_What the task asks_
Retype each entry below, keeping every character the same.
══════
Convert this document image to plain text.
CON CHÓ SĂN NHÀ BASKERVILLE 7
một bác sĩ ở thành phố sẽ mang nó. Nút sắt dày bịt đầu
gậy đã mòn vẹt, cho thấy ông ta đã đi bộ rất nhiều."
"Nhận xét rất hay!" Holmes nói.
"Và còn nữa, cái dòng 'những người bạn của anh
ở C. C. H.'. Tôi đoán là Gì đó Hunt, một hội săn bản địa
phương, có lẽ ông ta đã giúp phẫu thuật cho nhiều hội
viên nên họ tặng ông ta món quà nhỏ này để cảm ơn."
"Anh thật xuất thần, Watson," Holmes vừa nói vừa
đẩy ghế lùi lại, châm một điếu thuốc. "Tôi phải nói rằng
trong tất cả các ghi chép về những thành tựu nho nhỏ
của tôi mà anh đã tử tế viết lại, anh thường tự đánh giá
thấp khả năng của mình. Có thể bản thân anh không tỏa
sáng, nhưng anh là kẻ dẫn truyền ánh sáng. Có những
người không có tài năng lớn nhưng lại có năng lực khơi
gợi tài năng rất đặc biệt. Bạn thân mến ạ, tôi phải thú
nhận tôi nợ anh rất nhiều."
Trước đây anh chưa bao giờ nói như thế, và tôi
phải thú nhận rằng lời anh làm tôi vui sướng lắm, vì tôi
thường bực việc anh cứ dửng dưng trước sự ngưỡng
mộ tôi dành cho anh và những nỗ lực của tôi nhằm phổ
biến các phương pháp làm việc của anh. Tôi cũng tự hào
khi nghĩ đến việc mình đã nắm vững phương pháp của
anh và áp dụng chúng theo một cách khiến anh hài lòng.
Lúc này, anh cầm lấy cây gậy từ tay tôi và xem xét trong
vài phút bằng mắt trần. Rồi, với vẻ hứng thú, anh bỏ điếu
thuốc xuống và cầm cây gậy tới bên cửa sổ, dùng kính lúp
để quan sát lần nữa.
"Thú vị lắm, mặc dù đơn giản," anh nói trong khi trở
══════
_Finished answer_
Convert this document image to plain text.
CON CHÓ SĂN NHÀ BASKERVILLE 7
một bác sĩ ở thành phố sẽ mang nó. Nút sắt dày bịt đầu
gậy đã mòn vẹt, cho thấy ông ta đã đi bộ rất nhiều."
"Nhận xét rất hay!" Holmes nói.
"Và còn nữa, cái dòng 'những người bạn của anh
ở C. C. H.'. Tôi đoán là Gì đó Hunt, một hội săn bản địa
phương, có lẽ ông ta đã giúp phẫu thuật cho nhiều hội
viên nên họ tặng ông ta món quà nhỏ này để cảm ơn."
"Anh thật xuất thần, Watson," Holmes vừa nói vừa
đẩy ghế lùi lại, châm một điếu thuốc. "Tôi phải nói rằng
trong tất cả các ghi chép về những thành tựu nho nhỏ
của tôi mà anh đã tử tế viết lại, anh thường tự đánh giá
thấp khả năng của mình. Có thể bản thân anh không tỏa
sáng, nhưng anh là kẻ dẫn truyền ánh sáng. Có những
người không có tài năng lớn nhưng lại có năng lực khơi
gợi tài năng rất đặc biệt. Bạn thân mến ạ, tôi phải thú
nhận tôi nợ anh rất nhiều."
Trước đây anh chưa bao giờ nói như thế, và tôi
phải thú nhận rằng lời anh làm tôi vui sướng lắm, vì tôi
thường bực việc anh cứ dửng dưng trước sự ngưỡng
mộ tôi dành cho anh và những nỗ lực của tôi nhằm phổ
biến các phương pháp làm việc của anh. Tôi cũng tự hào
khi nghĩ đến việc mình đã nắm vững phương pháp của
anh và áp dụng chúng theo một cách khiến anh hài lòng.
Lúc này, anh cầm lấy cây gậy từ tay tôi và xem xét trong
vài phút bằng mắt trần. Rồi, với vẻ hứng thú, anh bỏ điếu
thuốc xuống và cầm cây gậy tới bên cửa sổ, dùng kính lúp
để quan sát lần nữa.
"Thú vị lắm, mặc dù đơn giản," anh nói trong khi trở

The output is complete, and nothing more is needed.